## [Problem details]
Your copy of the material below should match it exactly, except that it holds no pictures.
Dataset excerpts start
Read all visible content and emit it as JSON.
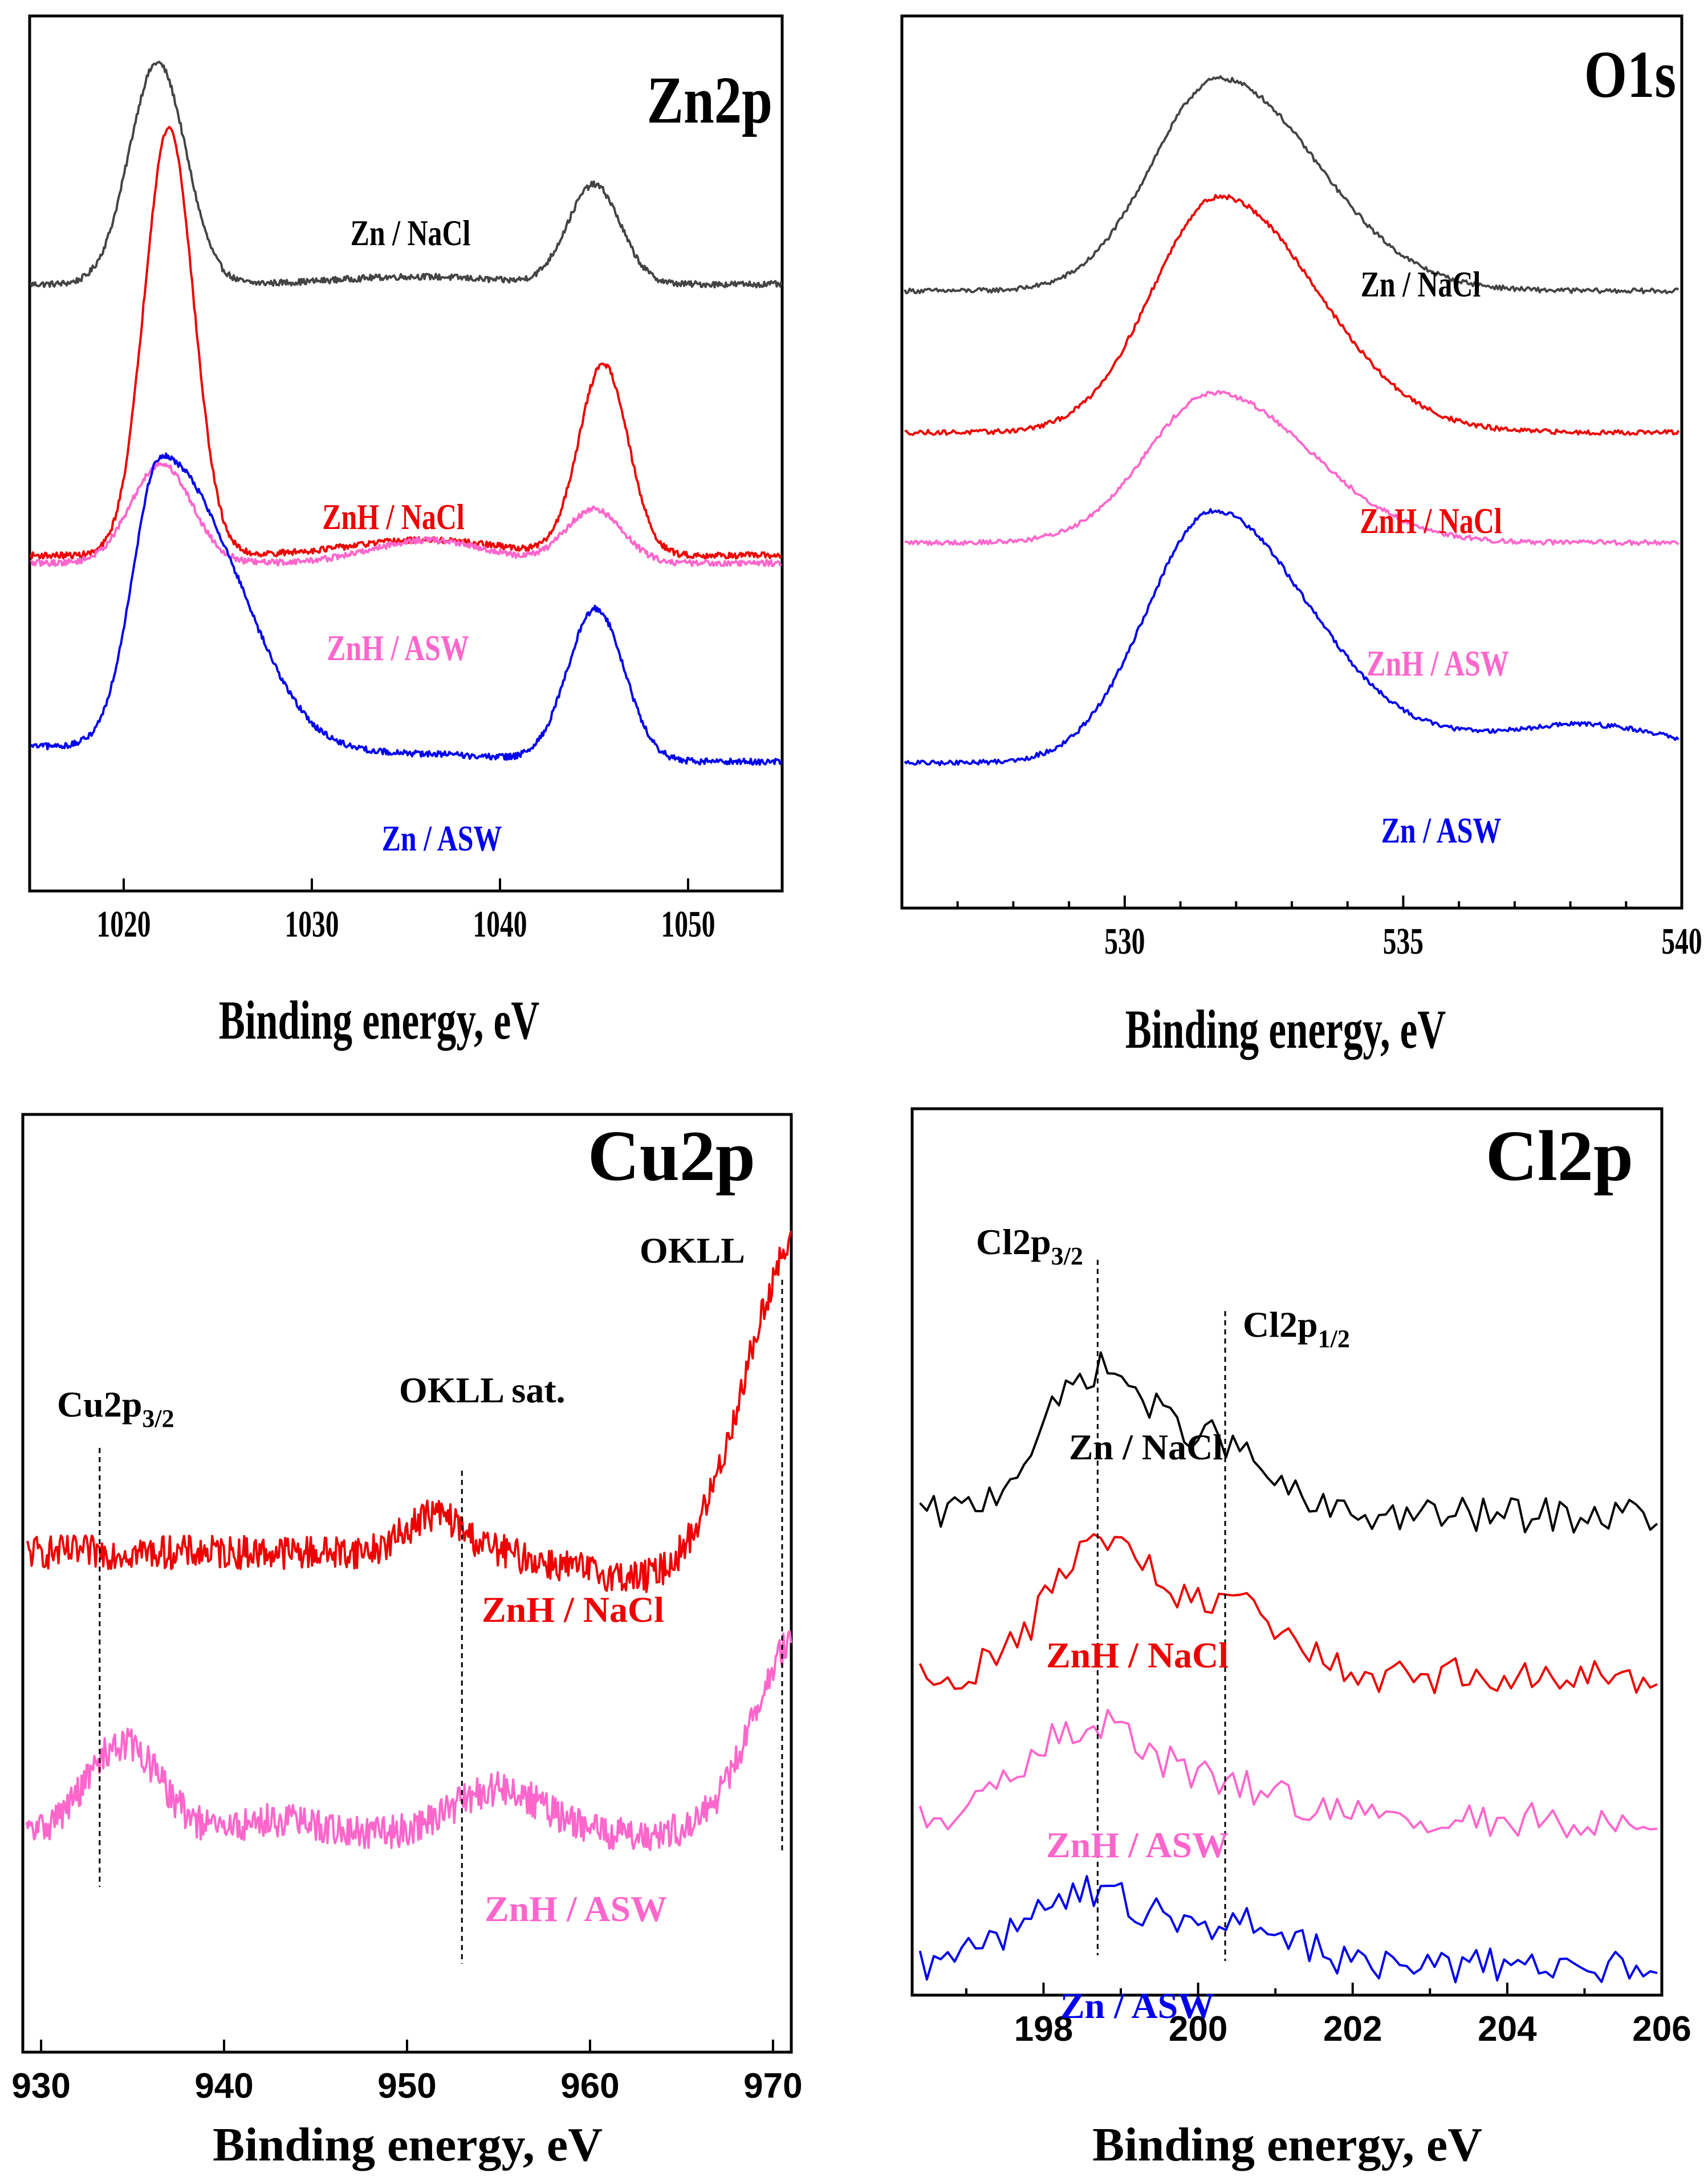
{
  "chart_data": [
    {
      "type": "line",
      "title": "Zn2p",
      "xlabel": "Binding energy, eV",
      "ylabel": "",
      "xlim": [
        1015,
        1055
      ],
      "xticks": [
        1020,
        1030,
        1040,
        1050
      ],
      "xtick_labels": [
        "1020",
        "1030",
        "1040",
        "1050"
      ],
      "y_units": "arbitrary (offset, relative intensity)",
      "series": [
        {
          "name": "Zn / NaCl",
          "color": "#444444",
          "baseline": 0.71,
          "peaks": [
            {
              "x": 1021.8,
              "height": 0.29,
              "width": 1.5
            },
            {
              "x": 1045.0,
              "height": 0.13,
              "width": 1.4
            },
            {
              "x": 1035.5,
              "height": 0.01,
              "width": 4
            }
          ]
        },
        {
          "name": "ZnH / NaCl",
          "color": "#ee0000",
          "baseline": 0.355,
          "peaks": [
            {
              "x": 1022.4,
              "height": 0.56,
              "width": 1.3
            },
            {
              "x": 1045.5,
              "height": 0.25,
              "width": 1.3
            },
            {
              "x": 1036.0,
              "height": 0.02,
              "width": 4
            }
          ]
        },
        {
          "name": "ZnH / ASW",
          "color": "#ff66cc",
          "baseline": 0.345,
          "peaks": [
            {
              "x": 1022.0,
              "height": 0.13,
              "width": 1.6
            },
            {
              "x": 1045.0,
              "height": 0.07,
              "width": 1.5
            },
            {
              "x": 1036.2,
              "height": 0.03,
              "width": 3
            }
          ]
        },
        {
          "name": "Zn / ASW",
          "color": "#0000ee",
          "baseline": 0.105,
          "peaks": [
            {
              "x": 1022.0,
              "height": 0.38,
              "width": 1.5
            },
            {
              "x": 1045.1,
              "height": 0.2,
              "width": 1.5
            },
            {
              "x": 1035.5,
              "height": 0.01,
              "width": 4
            }
          ]
        }
      ]
    },
    {
      "type": "line",
      "title": "O1s",
      "xlabel": "Binding energy, eV",
      "ylabel": "",
      "xlim": [
        526,
        540
      ],
      "xticks": [
        530,
        535,
        540
      ],
      "xtick_labels": [
        "530",
        "535",
        "540"
      ],
      "y_units": "arbitrary (offset, relative intensity)",
      "series": [
        {
          "name": "Zn / NaCl",
          "color": "#444444",
          "baseline": 0.71,
          "peaks": [
            {
              "x": 531.7,
              "height": 0.27,
              "width": 1.2
            }
          ]
        },
        {
          "name": "ZnH / NaCl",
          "color": "#ee0000",
          "baseline": 0.53,
          "peaks": [
            {
              "x": 531.7,
              "height": 0.3,
              "width": 1.2
            }
          ]
        },
        {
          "name": "ZnH / ASW",
          "color": "#ff66cc",
          "baseline": 0.39,
          "peaks": [
            {
              "x": 531.6,
              "height": 0.19,
              "width": 1.2
            }
          ]
        },
        {
          "name": "Zn / ASW",
          "color": "#0000ee",
          "baseline": 0.11,
          "peaks": [
            {
              "x": 531.6,
              "height": 0.32,
              "width": 1.2
            }
          ]
        }
      ]
    },
    {
      "type": "line",
      "title": "Cu2p",
      "xlabel": "Binding energy, eV",
      "ylabel": "",
      "xlim": [
        929,
        971
      ],
      "xticks": [
        930,
        940,
        950,
        960,
        970
      ],
      "xtick_labels": [
        "930",
        "940",
        "950",
        "960",
        "970"
      ],
      "y_units": "arbitrary (offset, relative intensity)",
      "annotations": [
        {
          "text": "Cu2p",
          "sub": "3/2",
          "x": 933.2
        },
        {
          "text": "OKLL sat.",
          "sub": "",
          "x": 953.0
        },
        {
          "text": "OKLL",
          "sub": "",
          "x": 970.5
        }
      ],
      "series": [
        {
          "name": "ZnH / NaCl",
          "color": "#ee0000",
          "baseline": 0.55,
          "peaks": [
            {
              "x": 951.5,
              "height": 0.05,
              "width": 1.5
            },
            {
              "x": 971.5,
              "height": 0.45,
              "width": 3.0
            }
          ]
        },
        {
          "name": "ZnH / ASW",
          "color": "#ff66cc",
          "baseline": 0.18,
          "peaks": [
            {
              "x": 934.5,
              "height": 0.12,
              "width": 2.0
            },
            {
              "x": 955.0,
              "height": 0.06,
              "width": 2.5
            },
            {
              "x": 943.0,
              "height": 0.02,
              "width": 2
            },
            {
              "x": 971.5,
              "height": 0.26,
              "width": 2.5
            }
          ]
        }
      ]
    },
    {
      "type": "line",
      "title": "Cl2p",
      "xlabel": "Binding energy, eV",
      "ylabel": "",
      "xlim": [
        196.3,
        206
      ],
      "xticks": [
        198,
        200,
        202,
        204,
        206
      ],
      "xtick_labels": [
        "198",
        "200",
        "202",
        "204",
        "206"
      ],
      "y_units": "arbitrary (offset, relative intensity)",
      "annotations": [
        {
          "text": "Cl2p",
          "sub": "3/2",
          "x": 198.7
        },
        {
          "text": "Cl2p",
          "sub": "1/2",
          "x": 200.35
        }
      ],
      "series": [
        {
          "name": "Zn / NaCl",
          "color": "#000000",
          "baseline": 0.59,
          "peaks": [
            {
              "x": 198.7,
              "height": 0.18,
              "width": 0.7
            },
            {
              "x": 200.3,
              "height": 0.08,
              "width": 0.6
            }
          ]
        },
        {
          "name": "ZnH / NaCl",
          "color": "#ee0000",
          "baseline": 0.39,
          "peaks": [
            {
              "x": 198.8,
              "height": 0.17,
              "width": 0.7
            },
            {
              "x": 200.6,
              "height": 0.08,
              "width": 0.6
            }
          ]
        },
        {
          "name": "ZnH / ASW",
          "color": "#ff66cc",
          "baseline": 0.21,
          "peaks": [
            {
              "x": 198.6,
              "height": 0.12,
              "width": 0.8
            },
            {
              "x": 200.5,
              "height": 0.04,
              "width": 0.7
            }
          ]
        },
        {
          "name": "Zn / ASW",
          "color": "#0000ee",
          "baseline": 0.03,
          "peaks": [
            {
              "x": 198.6,
              "height": 0.09,
              "width": 0.8
            },
            {
              "x": 200.6,
              "height": 0.05,
              "width": 0.7
            }
          ]
        }
      ]
    }
  ]
}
Dataset excerpts end
## [Completed task]
Read all visible content and emit it as JSON.
{
  "chart_data": [
    {
      "type": "line",
      "title": "Zn2p",
      "xlabel": "Binding energy, eV",
      "ylabel": "",
      "xlim": [
        1015,
        1055
      ],
      "xticks": [
        1020,
        1030,
        1040,
        1050
      ],
      "xtick_labels": [
        "1020",
        "1030",
        "1040",
        "1050"
      ],
      "y_units": "arbitrary (offset, relative intensity)",
      "series": [
        {
          "name": "Zn / NaCl",
          "color": "#444444",
          "baseline": 0.71,
          "peaks": [
            {
              "x": 1021.8,
              "height": 0.29,
              "width": 1.5
            },
            {
              "x": 1045.0,
              "height": 0.13,
              "width": 1.4
            },
            {
              "x": 1035.5,
              "height": 0.01,
              "width": 4
            }
          ]
        },
        {
          "name": "ZnH / NaCl",
          "color": "#ee0000",
          "baseline": 0.355,
          "peaks": [
            {
              "x": 1022.4,
              "height": 0.56,
              "width": 1.3
            },
            {
              "x": 1045.5,
              "height": 0.25,
              "width": 1.3
            },
            {
              "x": 1036.0,
              "height": 0.02,
              "width": 4
            }
          ]
        },
        {
          "name": "ZnH / ASW",
          "color": "#ff66cc",
          "baseline": 0.345,
          "peaks": [
            {
              "x": 1022.0,
              "height": 0.13,
              "width": 1.6
            },
            {
              "x": 1045.0,
              "height": 0.07,
              "width": 1.5
            },
            {
              "x": 1036.2,
              "height": 0.03,
              "width": 3
            }
          ]
        },
        {
          "name": "Zn / ASW",
          "color": "#0000ee",
          "baseline": 0.105,
          "peaks": [
            {
              "x": 1022.0,
              "height": 0.38,
              "width": 1.5
            },
            {
              "x": 1045.1,
              "height": 0.2,
              "width": 1.5
            },
            {
              "x": 1035.5,
              "height": 0.01,
              "width": 4
            }
          ]
        }
      ]
    },
    {
      "type": "line",
      "title": "O1s",
      "xlabel": "Binding energy, eV",
      "ylabel": "",
      "xlim": [
        526,
        540
      ],
      "xticks": [
        530,
        535,
        540
      ],
      "xtick_labels": [
        "530",
        "535",
        "540"
      ],
      "y_units": "arbitrary (offset, relative intensity)",
      "series": [
        {
          "name": "Zn / NaCl",
          "color": "#444444",
          "baseline": 0.71,
          "peaks": [
            {
              "x": 531.7,
              "height": 0.27,
              "width": 1.2
            }
          ]
        },
        {
          "name": "ZnH / NaCl",
          "color": "#ee0000",
          "baseline": 0.53,
          "peaks": [
            {
              "x": 531.7,
              "height": 0.3,
              "width": 1.2
            }
          ]
        },
        {
          "name": "ZnH / ASW",
          "color": "#ff66cc",
          "baseline": 0.39,
          "peaks": [
            {
              "x": 531.6,
              "height": 0.19,
              "width": 1.2
            }
          ]
        },
        {
          "name": "Zn / ASW",
          "color": "#0000ee",
          "baseline": 0.11,
          "peaks": [
            {
              "x": 531.6,
              "height": 0.32,
              "width": 1.2
            }
          ]
        }
      ]
    },
    {
      "type": "line",
      "title": "Cu2p",
      "xlabel": "Binding energy, eV",
      "ylabel": "",
      "xlim": [
        929,
        971
      ],
      "xticks": [
        930,
        940,
        950,
        960,
        970
      ],
      "xtick_labels": [
        "930",
        "940",
        "950",
        "960",
        "970"
      ],
      "y_units": "arbitrary (offset, relative intensity)",
      "annotations": [
        {
          "text": "Cu2p",
          "sub": "3/2",
          "x": 933.2
        },
        {
          "text": "OKLL sat.",
          "sub": "",
          "x": 953.0
        },
        {
          "text": "OKLL",
          "sub": "",
          "x": 970.5
        }
      ],
      "series": [
        {
          "name": "ZnH / NaCl",
          "color": "#ee0000",
          "baseline": 0.55,
          "peaks": [
            {
              "x": 951.5,
              "height": 0.05,
              "width": 1.5
            },
            {
              "x": 971.5,
              "height": 0.45,
              "width": 3.0
            }
          ]
        },
        {
          "name": "ZnH / ASW",
          "color": "#ff66cc",
          "baseline": 0.18,
          "peaks": [
            {
              "x": 934.5,
              "height": 0.12,
              "width": 2.0
            },
            {
              "x": 955.0,
              "height": 0.06,
              "width": 2.5
            },
            {
              "x": 943.0,
              "height": 0.02,
              "width": 2
            },
            {
              "x": 971.5,
              "height": 0.26,
              "width": 2.5
            }
          ]
        }
      ]
    },
    {
      "type": "line",
      "title": "Cl2p",
      "xlabel": "Binding energy, eV",
      "ylabel": "",
      "xlim": [
        196.3,
        206
      ],
      "xticks": [
        198,
        200,
        202,
        204,
        206
      ],
      "xtick_labels": [
        "198",
        "200",
        "202",
        "204",
        "206"
      ],
      "y_units": "arbitrary (offset, relative intensity)",
      "annotations": [
        {
          "text": "Cl2p",
          "sub": "3/2",
          "x": 198.7
        },
        {
          "text": "Cl2p",
          "sub": "1/2",
          "x": 200.35
        }
      ],
      "series": [
        {
          "name": "Zn / NaCl",
          "color": "#000000",
          "baseline": 0.59,
          "peaks": [
            {
              "x": 198.7,
              "height": 0.18,
              "width": 0.7
            },
            {
              "x": 200.3,
              "height": 0.08,
              "width": 0.6
            }
          ]
        },
        {
          "name": "ZnH / NaCl",
          "color": "#ee0000",
          "baseline": 0.39,
          "peaks": [
            {
              "x": 198.8,
              "height": 0.17,
              "width": 0.7
            },
            {
              "x": 200.6,
              "height": 0.08,
              "width": 0.6
            }
          ]
        },
        {
          "name": "ZnH / ASW",
          "color": "#ff66cc",
          "baseline": 0.21,
          "peaks": [
            {
              "x": 198.6,
              "height": 0.12,
              "width": 0.8
            },
            {
              "x": 200.5,
              "height": 0.04,
              "width": 0.7
            }
          ]
        },
        {
          "name": "Zn / ASW",
          "color": "#0000ee",
          "baseline": 0.03,
          "peaks": [
            {
              "x": 198.6,
              "height": 0.09,
              "width": 0.8
            },
            {
              "x": 200.6,
              "height": 0.05,
              "width": 0.7
            }
          ]
        }
      ]
    }
  ]
}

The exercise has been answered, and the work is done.